(Stored data entries)

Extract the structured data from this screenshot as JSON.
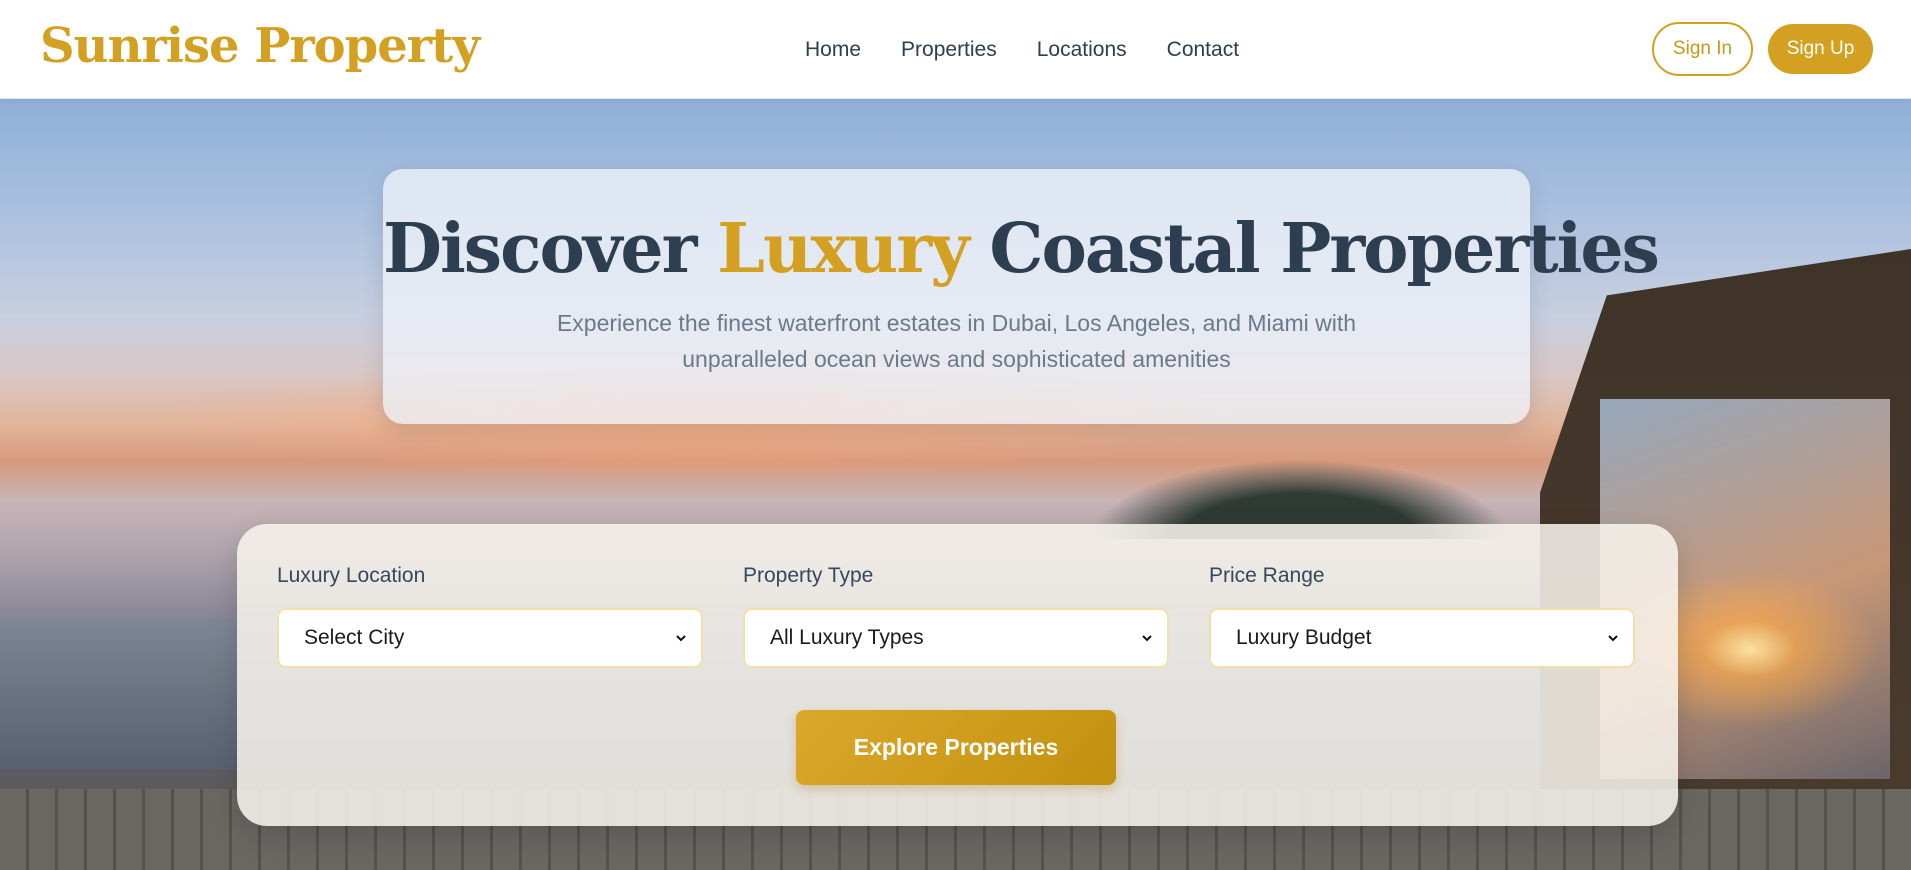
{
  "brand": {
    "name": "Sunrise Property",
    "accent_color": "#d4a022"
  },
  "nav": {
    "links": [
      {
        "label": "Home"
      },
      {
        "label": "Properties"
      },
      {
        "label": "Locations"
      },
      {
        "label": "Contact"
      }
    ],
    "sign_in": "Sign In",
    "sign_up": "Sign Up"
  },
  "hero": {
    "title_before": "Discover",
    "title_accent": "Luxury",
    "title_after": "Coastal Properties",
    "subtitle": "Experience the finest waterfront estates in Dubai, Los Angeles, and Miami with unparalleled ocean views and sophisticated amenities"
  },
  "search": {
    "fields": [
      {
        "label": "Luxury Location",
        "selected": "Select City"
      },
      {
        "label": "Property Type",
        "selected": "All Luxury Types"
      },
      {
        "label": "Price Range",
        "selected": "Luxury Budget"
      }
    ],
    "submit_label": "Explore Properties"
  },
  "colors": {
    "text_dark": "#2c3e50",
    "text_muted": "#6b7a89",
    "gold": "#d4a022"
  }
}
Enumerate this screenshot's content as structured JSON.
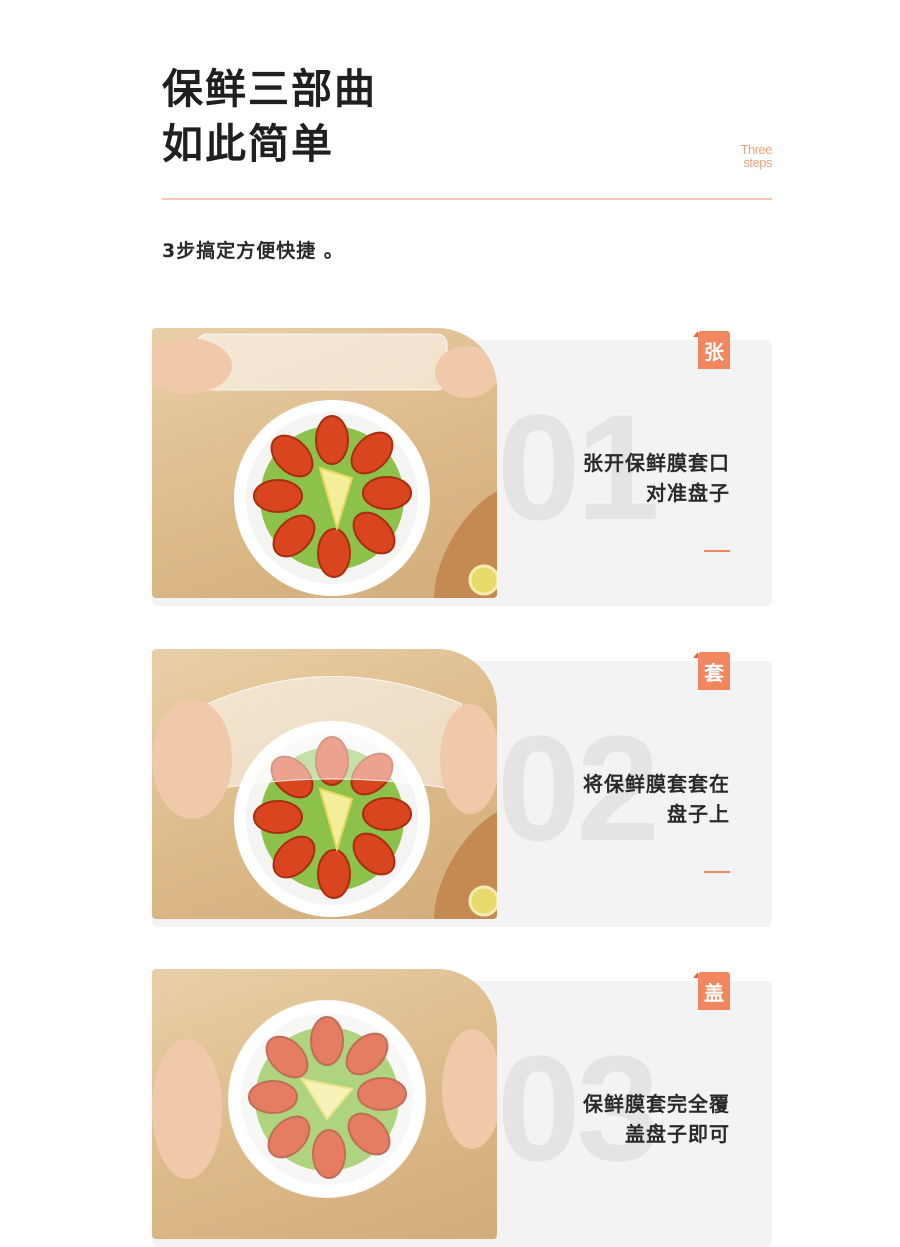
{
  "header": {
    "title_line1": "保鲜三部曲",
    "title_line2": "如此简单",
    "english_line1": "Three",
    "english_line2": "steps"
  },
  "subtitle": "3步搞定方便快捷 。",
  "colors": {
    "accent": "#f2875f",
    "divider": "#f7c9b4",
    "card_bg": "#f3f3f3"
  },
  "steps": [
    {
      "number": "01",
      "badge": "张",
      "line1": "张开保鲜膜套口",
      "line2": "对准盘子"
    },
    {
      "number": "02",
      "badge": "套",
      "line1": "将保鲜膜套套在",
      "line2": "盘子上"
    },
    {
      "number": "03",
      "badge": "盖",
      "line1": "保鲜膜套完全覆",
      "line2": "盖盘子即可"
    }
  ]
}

WHAT TO DO
Identify the lines that contain the string "Property", and copy every one of them.

OUTPUT FOR THIS TASK
    "name": "Sunrise Property",
        "label": "Property Type",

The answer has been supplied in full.